» **To be done**
Continue the forum thread below about gasoline in the engine oil, picking up from its final heading.

# oil problems



## Driftin_Z (Jun 15, 2004)

I need some help people! I drive an 82 280zx with a 4 barrel holley conversion. Now heres the problem, i checked my oil the other day and started to smell a little gas, so i smelled the oil and it smelled bad like gas. It was also real liquidy and not thick like it should be. can ne one help me out on why this is happening, i would REALLY appreciate it. Thanks


----------



## Zen31ZR (Mar 24, 2004)

Driftin_Z said:


> I need some help people! I drive an 82 280zx with a 4 barrel holley conversion. Now heres the problem, i checked my oil the other day and started to smell a little gas, so i smelled the oil and it smelled bad like gas. It was also real liquidy and not thick like it should be. can ne one help me out on why this is happening, i would REALLY appreciate it. Thanks


What type of intake manifold do you have on it ?


----------



## Driftin_Z (Jun 15, 2004)

its says Cartech on it, i got it at a swap meet.


----------



## Zen31ZR (Mar 24, 2004)

Just making sure you were using the appropriate "wet" manifold for a carb setup. I'd have to say then that the problem is the carburetor unit itself. Sounds like it's dumping a lot of un-atomized fuel into the intake , which is draining down between the pistons and the cylinder walls and into the oil. Probably also causing some extra wear to the engine , gas is not a good lubricant. Make sure the carb is jetted appropriately for the that size motor , I'd say an unmodified Holley 4-barrel carb unit on a 2.8 liter engine is total overkill. What was the carb off of originally , or is it a new unit. In any case , I hope you just didn't take it out of the box and put in on , for the above stated reasons. What size is the carb.


----------



## Driftin_Z (Jun 15, 2004)

» **Given material**
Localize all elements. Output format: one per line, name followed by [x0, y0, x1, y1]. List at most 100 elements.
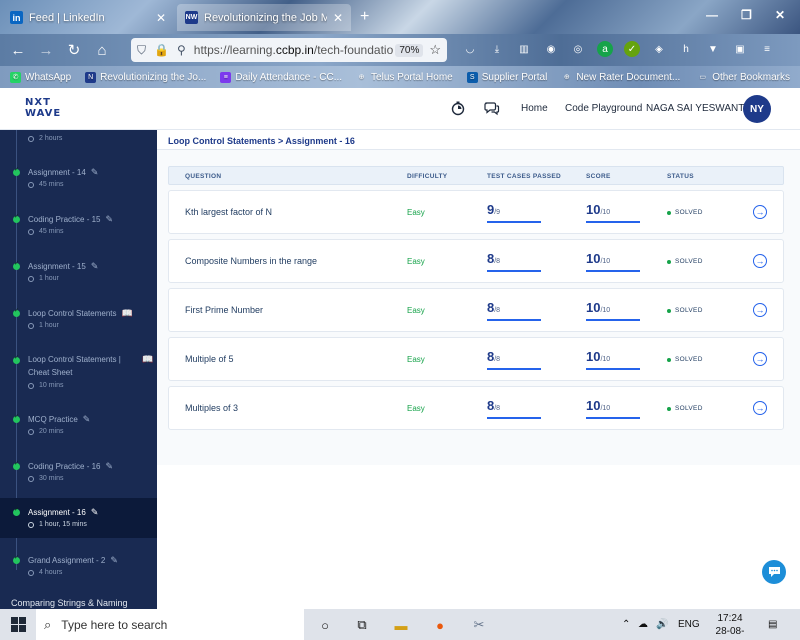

» **Written reply**
its a 390cfm that i got with the intake in not exactly the best of conditions. I bought a rebuild kit for it and just kinda eyeballed the jets when putting smaller ones on. i jus looked for a pair in my freinds master set that seemed smaller than the ones on it. A few days after that i started to notice that the engine was leaning out, so i put the other ones back on. I guess mabye i need just the right jetting.


----------



## Bror Jace (Apr 26, 2003)

Yep, sounds like classic fuel dilution from an overly rich mixture. Short trips where the engine rarely gets up to temp are a culprit ... as are carb and leaky injector problems.

As you are getting this sorted out, you'll want to change the oil fairly frequently ... maybe even less than 3,000 miles. Don't waste money on synthetics at this point ... just any oil $1.00-2.00 per quart and drain it frequently.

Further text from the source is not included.